WHAT THE TASK ASKS
Repeat the entire listing exactly.

TASK INPUTS
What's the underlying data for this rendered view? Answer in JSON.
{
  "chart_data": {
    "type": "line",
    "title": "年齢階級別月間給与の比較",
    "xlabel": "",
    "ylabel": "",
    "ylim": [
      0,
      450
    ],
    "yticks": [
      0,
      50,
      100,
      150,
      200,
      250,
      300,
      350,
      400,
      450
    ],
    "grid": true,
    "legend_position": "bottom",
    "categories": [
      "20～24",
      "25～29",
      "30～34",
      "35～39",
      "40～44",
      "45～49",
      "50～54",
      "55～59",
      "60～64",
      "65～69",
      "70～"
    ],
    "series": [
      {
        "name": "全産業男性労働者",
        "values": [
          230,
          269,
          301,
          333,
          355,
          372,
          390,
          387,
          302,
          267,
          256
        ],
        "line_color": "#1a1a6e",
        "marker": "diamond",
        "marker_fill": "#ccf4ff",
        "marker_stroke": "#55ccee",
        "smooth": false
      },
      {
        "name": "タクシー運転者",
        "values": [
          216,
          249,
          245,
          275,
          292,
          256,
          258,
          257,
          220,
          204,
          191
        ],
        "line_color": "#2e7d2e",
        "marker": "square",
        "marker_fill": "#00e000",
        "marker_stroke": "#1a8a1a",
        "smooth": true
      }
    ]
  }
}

REPLY
What's the underlying data for this rendered view? Answer in JSON.
{
  "chart_data": {
    "type": "line",
    "title": "年齢階級別月間給与の比較",
    "xlabel": "",
    "ylabel": "",
    "ylim": [
      0,
      450
    ],
    "yticks": [
      0,
      50,
      100,
      150,
      200,
      250,
      300,
      350,
      400,
      450
    ],
    "grid": true,
    "legend_position": "bottom",
    "categories": [
      "20～24",
      "25～29",
      "30～34",
      "35～39",
      "40～44",
      "45～49",
      "50～54",
      "55～59",
      "60～64",
      "65～69",
      "70～"
    ],
    "series": [
      {
        "name": "全産業男性労働者",
        "values": [
          230,
          269,
          301,
          333,
          355,
          372,
          390,
          387,
          302,
          267,
          256
        ],
        "line_color": "#1a1a6e",
        "marker": "diamond",
        "marker_fill": "#ccf4ff",
        "marker_stroke": "#55ccee",
        "smooth": false
      },
      {
        "name": "タクシー運転者",
        "values": [
          216,
          249,
          245,
          275,
          292,
          256,
          258,
          257,
          220,
          204,
          191
        ],
        "line_color": "#2e7d2e",
        "marker": "square",
        "marker_fill": "#00e000",
        "marker_stroke": "#1a8a1a",
        "smooth": true
      }
    ]
  }
}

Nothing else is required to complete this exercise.